課題の内容: この記事で、井原有紀がAGCに招かれたのは何年何月か答えてください。

抜粋:

Sep.15 2023
国内有数の素材メーカー、AGC。ガラス素材を基幹事業とする100年企業は今、モビリティ、エレクトロニクス、ライフサイエンス領域へ事業を拡大させている。変革の原動力となる従業員について、同社が企業理念に掲げ、重要視する価値観がダイバーシティ(多様性)だ。その更なる推進役として2022年、日系・外資双方の企業で人材育成に携わった井原有紀が着任した。井原がみたAGC社員とは。どのような環境や制度のもと育まれてきたのか。そして、企業にとってなぜダイバーシティは重要か━━。AGCの核となる“素材”、その人財に迫った。
井原 有紀(いはら ゆき)
AGC株式会社 人事部・人事戦略統括担当部長
関西学院大学卒業後、1991年ソニー株式会社入社、グローバルマーケティング部門人事、海外報酬などを経験後、アメリカ、ヨーロッパ赴任。2013年アマゾンジャパンにてHRBP、人材育成、採用、ダイバーシティなどを担当。2015年ノバルティスファーマにてオンコロジー人事部長として組織開発、人材育成に携わる。2022年3月より現職にて コーポレートガバナンス、経営人財育成、組織開発、ダイバーシティ推進等を担当。
人事部・人事戦略統括担当部長として、人財育成とコーポレートガバナンス、組織開発を担当する井原がAGCに招かれたのは2022年3月。これまで人事一筋にキャリアを重ねてきた。ソニーではグローバルマーケティング部門の人材育成を中心に、米国と欧州勤務も経験。アマゾンジャパンでは女性リーダーのグループを立ち上げ、ノバルティスファーマでは担当営業部門の女性所長をゼロから約25%まで引き上げるなどのダイバーシティの実現に取り組んできた。
AGC株式会社 人事部・人事戦略統括担当部長 井原 有紀氏
人事の道を歩むきっかけは、新卒で入社したソニーで配属希望を聞かれて返した自らの言葉にある。男性中心であった1990年代の電機業界。その時、井原は「自分ではどうにもできないことでハンディを負わない仕事がしたいです」と言った━━。それに対し「あなたが組織の風土を変えたらどうか」と言われ、人事に配属された。人材に携わる仕事への思いをこう話す。

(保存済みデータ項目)
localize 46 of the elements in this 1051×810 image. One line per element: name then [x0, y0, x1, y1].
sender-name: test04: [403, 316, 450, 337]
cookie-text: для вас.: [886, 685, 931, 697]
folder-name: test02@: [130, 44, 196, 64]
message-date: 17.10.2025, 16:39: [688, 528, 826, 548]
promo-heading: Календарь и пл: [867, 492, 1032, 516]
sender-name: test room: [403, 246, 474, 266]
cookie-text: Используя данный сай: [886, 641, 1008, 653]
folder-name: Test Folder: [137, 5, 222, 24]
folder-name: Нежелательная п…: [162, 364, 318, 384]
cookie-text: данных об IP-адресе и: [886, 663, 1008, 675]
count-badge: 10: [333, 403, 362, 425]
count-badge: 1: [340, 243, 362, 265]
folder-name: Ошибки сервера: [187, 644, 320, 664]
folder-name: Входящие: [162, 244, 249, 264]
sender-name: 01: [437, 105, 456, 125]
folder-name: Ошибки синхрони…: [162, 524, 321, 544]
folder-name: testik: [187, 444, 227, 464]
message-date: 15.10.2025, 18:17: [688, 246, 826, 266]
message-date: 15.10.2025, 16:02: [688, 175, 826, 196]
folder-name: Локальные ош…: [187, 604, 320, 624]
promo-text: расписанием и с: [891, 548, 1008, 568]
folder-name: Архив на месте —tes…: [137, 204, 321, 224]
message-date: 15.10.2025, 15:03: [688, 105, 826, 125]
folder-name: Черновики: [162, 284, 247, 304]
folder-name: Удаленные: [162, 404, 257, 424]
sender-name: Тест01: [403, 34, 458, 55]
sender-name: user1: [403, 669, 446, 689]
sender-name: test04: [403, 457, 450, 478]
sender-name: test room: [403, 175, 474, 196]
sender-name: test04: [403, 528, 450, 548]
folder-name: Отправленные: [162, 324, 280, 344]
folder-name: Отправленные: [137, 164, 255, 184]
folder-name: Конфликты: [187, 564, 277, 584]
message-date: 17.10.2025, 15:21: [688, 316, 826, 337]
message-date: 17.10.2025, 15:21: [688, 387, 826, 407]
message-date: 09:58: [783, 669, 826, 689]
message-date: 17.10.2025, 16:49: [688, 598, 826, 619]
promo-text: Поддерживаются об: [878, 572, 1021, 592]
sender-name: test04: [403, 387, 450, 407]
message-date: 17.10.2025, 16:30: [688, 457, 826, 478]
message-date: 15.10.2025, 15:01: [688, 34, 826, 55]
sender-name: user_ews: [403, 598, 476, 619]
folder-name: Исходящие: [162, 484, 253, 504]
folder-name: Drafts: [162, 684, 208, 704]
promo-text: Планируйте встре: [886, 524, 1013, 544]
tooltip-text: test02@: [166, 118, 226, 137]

問題の解答: 2022年3月